## Brief
Would you quote the material below in full and unchanged?

____

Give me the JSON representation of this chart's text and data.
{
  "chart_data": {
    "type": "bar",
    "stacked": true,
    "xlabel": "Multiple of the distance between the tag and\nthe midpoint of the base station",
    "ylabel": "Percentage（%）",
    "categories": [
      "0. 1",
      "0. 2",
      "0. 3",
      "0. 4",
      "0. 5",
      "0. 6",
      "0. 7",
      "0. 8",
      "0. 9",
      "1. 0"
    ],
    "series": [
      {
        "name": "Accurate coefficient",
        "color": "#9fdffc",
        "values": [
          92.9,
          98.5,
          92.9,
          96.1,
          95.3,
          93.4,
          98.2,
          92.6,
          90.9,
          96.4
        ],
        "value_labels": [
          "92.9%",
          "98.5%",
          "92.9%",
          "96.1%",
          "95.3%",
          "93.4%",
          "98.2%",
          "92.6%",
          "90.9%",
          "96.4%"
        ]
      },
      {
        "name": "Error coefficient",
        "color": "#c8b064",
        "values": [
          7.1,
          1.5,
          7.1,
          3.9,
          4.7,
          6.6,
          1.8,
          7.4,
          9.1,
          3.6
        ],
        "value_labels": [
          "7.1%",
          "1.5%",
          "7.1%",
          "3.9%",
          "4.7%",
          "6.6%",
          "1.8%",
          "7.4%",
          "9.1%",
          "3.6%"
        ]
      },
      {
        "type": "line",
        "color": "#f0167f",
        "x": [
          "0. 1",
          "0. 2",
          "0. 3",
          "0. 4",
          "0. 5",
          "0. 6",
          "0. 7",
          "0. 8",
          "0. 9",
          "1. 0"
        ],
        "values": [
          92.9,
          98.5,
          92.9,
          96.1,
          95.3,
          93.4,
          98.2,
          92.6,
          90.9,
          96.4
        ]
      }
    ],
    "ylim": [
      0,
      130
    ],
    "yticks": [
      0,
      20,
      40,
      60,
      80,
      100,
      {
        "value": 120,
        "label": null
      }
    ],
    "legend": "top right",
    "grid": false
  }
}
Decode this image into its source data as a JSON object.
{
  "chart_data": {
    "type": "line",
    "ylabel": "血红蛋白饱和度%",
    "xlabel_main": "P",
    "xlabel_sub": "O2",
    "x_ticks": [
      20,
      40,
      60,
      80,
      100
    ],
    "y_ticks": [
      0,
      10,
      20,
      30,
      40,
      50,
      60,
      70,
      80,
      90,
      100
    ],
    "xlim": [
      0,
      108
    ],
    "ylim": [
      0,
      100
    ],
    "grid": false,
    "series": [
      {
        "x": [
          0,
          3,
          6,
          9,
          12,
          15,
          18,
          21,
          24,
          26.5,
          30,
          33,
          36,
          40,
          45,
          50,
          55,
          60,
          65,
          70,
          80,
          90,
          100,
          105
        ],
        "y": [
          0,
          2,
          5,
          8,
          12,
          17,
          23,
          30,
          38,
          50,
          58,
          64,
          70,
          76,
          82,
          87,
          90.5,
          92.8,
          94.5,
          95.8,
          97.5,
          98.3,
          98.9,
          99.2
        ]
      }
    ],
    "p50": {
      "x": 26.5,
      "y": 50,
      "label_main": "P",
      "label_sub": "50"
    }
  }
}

____

## Result for this exercise
Give me the JSON representation of this chart's text and data.
{
  "chart_data": {
    "type": "bar",
    "stacked": true,
    "xlabel": "Multiple of the distance between the tag and\nthe midpoint of the base station",
    "ylabel": "Percentage（%）",
    "categories": [
      "0. 1",
      "0. 2",
      "0. 3",
      "0. 4",
      "0. 5",
      "0. 6",
      "0. 7",
      "0. 8",
      "0. 9",
      "1. 0"
    ],
    "series": [
      {
        "name": "Accurate coefficient",
        "color": "#9fdffc",
        "values": [
          92.9,
          98.5,
          92.9,
          96.1,
          95.3,
          93.4,
          98.2,
          92.6,
          90.9,
          96.4
        ],
        "value_labels": [
          "92.9%",
          "98.5%",
          "92.9%",
          "96.1%",
          "95.3%",
          "93.4%",
          "98.2%",
          "92.6%",
          "90.9%",
          "96.4%"
        ]
      },
      {
        "name": "Error coefficient",
        "color": "#c8b064",
        "values": [
          7.1,
          1.5,
          7.1,
          3.9,
          4.7,
          6.6,
          1.8,
          7.4,
          9.1,
          3.6
        ],
        "value_labels": [
          "7.1%",
          "1.5%",
          "7.1%",
          "3.9%",
          "4.7%",
          "6.6%",
          "1.8%",
          "7.4%",
          "9.1%",
          "3.6%"
        ]
      },
      {
        "type": "line",
        "color": "#f0167f",
        "x": [
          "0. 1",
          "0. 2",
          "0. 3",
          "0. 4",
          "0. 5",
          "0. 6",
          "0. 7",
          "0. 8",
          "0. 9",
          "1. 0"
        ],
        "values": [
          92.9,
          98.5,
          92.9,
          96.1,
          95.3,
          93.4,
          98.2,
          92.6,
          90.9,
          96.4
        ]
      }
    ],
    "ylim": [
      0,
      130
    ],
    "yticks": [
      0,
      20,
      40,
      60,
      80,
      100,
      {
        "value": 120,
        "label": null
      }
    ],
    "legend": "top right",
    "grid": false
  }
}
Decode this image into its source data as a JSON object.
{
  "chart_data": {
    "type": "line",
    "ylabel": "血红蛋白饱和度%",
    "xlabel_main": "P",
    "xlabel_sub": "O2",
    "x_ticks": [
      20,
      40,
      60,
      80,
      100
    ],
    "y_ticks": [
      0,
      10,
      20,
      30,
      40,
      50,
      60,
      70,
      80,
      90,
      100
    ],
    "xlim": [
      0,
      108
    ],
    "ylim": [
      0,
      100
    ],
    "grid": false,
    "series": [
      {
        "x": [
          0,
          3,
          6,
          9,
          12,
          15,
          18,
          21,
          24,
          26.5,
          30,
          33,
          36,
          40,
          45,
          50,
          55,
          60,
          65,
          70,
          80,
          90,
          100,
          105
        ],
        "y": [
          0,
          2,
          5,
          8,
          12,
          17,
          23,
          30,
          38,
          50,
          58,
          64,
          70,
          76,
          82,
          87,
          90.5,
          92.8,
          94.5,
          95.8,
          97.5,
          98.3,
          98.9,
          99.2
        ]
      }
    ],
    "p50": {
      "x": 26.5,
      "y": 50,
      "label_main": "P",
      "label_sub": "50"
    }
  }
}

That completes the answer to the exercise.